Description of the task: Check every line for the word "Yudanto" and give the number of lines where it occurs, nothing else.

#### Dataset content ####

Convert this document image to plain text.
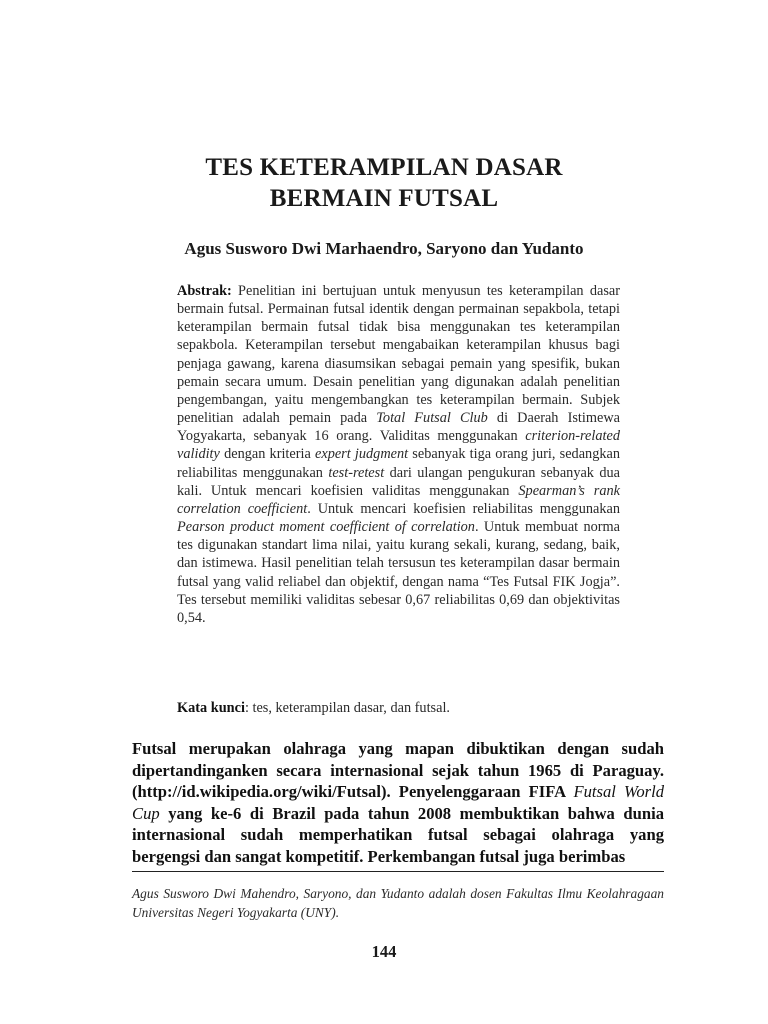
TES KETERAMPILAN DASAR
BERMAIN FUTSAL
Agus Susworo Dwi Marhaendro, Saryono dan Yudanto
Abstrak: Penelitian ini bertujuan untuk menyusun tes keterampilan dasar bermain futsal. Permainan futsal identik dengan permainan sepakbola, tetapi keterampilan bermain futsal tidak bisa menggunakan tes keterampilan sepakbola. Keterampilan tersebut mengabaikan keterampilan khusus bagi penjaga gawang, karena diasumsikan sebagai pemain yang spesifik, bukan pemain secara umum. Desain penelitian yang digunakan adalah penelitian pengembangan, yaitu mengembangkan tes keterampilan bermain. Subjek penelitian adalah pemain pada Total Futsal Club di Daerah Istimewa Yogyakarta, sebanyak 16 orang. Validitas menggunakan criterion-related validity dengan kriteria expert judgment sebanyak tiga orang juri, sedangkan reliabilitas menggunakan test-retest dari ulangan pengukuran sebanyak dua kali. Untuk mencari koefisien validitas menggunakan Spearman’s rank correlation coefficient. Untuk mencari koefisien reliabilitas menggunakan Pearson product moment coefficient of correlation. Untuk membuat norma tes digunakan standart lima nilai, yaitu kurang sekali, kurang, sedang, baik, dan istimewa. Hasil penelitian telah tersusun tes keterampilan dasar bermain futsal yang valid reliabel dan objektif, dengan nama “Tes Futsal FIK Jogja”. Tes tersebut memiliki validitas sebesar 0,67 reliabilitas 0,69 dan objektivitas 0,54.
Kata kunci: tes, keterampilan dasar, dan futsal.
Futsal merupakan olahraga yang mapan dibuktikan dengan sudah dipertandinganken secara internasional sejak tahun 1965 di Paraguay. (http://id.wikipedia.org/wiki/Futsal). Penyelenggaraan FIFA Futsal World Cup yang ke-6 di Brazil pada tahun 2008 membuktikan bahwa dunia internasional sudah memperhatikan futsal sebagai olahraga yang bergengsi dan sangat kompetitif. Perkembangan futsal juga berimbas
Agus Susworo Dwi Mahendro, Saryono, dan Yudanto adalah dosen Fakultas Ilmu Keolahragaan Universitas Negeri Yogyakarta (UNY).
144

####

Solution for this problem: 2